Begin Raw records

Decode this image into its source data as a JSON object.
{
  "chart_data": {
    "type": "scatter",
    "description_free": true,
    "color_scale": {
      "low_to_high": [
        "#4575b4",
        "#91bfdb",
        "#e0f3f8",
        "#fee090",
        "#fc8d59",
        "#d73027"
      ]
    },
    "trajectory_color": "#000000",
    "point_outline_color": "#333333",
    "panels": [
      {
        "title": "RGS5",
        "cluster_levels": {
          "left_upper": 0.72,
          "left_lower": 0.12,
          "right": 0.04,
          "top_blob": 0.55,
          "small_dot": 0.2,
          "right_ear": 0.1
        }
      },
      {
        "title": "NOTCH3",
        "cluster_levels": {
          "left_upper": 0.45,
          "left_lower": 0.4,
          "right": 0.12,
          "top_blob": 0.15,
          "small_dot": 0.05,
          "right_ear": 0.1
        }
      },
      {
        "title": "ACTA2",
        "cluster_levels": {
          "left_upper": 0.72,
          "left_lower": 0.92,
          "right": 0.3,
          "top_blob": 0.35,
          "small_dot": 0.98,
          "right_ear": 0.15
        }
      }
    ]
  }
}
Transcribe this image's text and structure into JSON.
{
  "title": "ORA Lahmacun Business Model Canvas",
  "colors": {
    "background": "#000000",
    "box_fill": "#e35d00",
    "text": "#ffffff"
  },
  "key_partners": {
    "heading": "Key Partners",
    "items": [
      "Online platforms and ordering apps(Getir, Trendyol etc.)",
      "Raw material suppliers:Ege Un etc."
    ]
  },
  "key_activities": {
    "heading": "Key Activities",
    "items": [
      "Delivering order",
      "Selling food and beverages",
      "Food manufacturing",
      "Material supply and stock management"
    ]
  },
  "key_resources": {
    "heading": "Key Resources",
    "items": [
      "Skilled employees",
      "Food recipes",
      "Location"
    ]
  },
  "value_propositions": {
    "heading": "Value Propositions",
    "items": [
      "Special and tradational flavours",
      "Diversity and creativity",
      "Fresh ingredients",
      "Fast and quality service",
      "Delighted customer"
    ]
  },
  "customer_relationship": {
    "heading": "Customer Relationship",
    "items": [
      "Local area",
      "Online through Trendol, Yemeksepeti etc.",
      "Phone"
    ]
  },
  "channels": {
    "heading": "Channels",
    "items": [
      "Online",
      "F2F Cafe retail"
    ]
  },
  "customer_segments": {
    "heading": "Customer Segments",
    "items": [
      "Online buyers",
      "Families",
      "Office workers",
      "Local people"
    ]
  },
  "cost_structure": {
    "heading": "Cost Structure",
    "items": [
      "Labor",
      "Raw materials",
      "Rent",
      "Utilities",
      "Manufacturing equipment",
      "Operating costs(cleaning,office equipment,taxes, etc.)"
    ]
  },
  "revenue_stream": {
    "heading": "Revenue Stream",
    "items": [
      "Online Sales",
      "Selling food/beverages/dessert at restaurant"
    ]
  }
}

End Raw records

▶ _What you should do_
Select the lines in this material that hold the word "into", leaving none out.

▶ _Task response_
Decode this image into its source data as a JSON object.
Transcribe this image's text and structure into JSON.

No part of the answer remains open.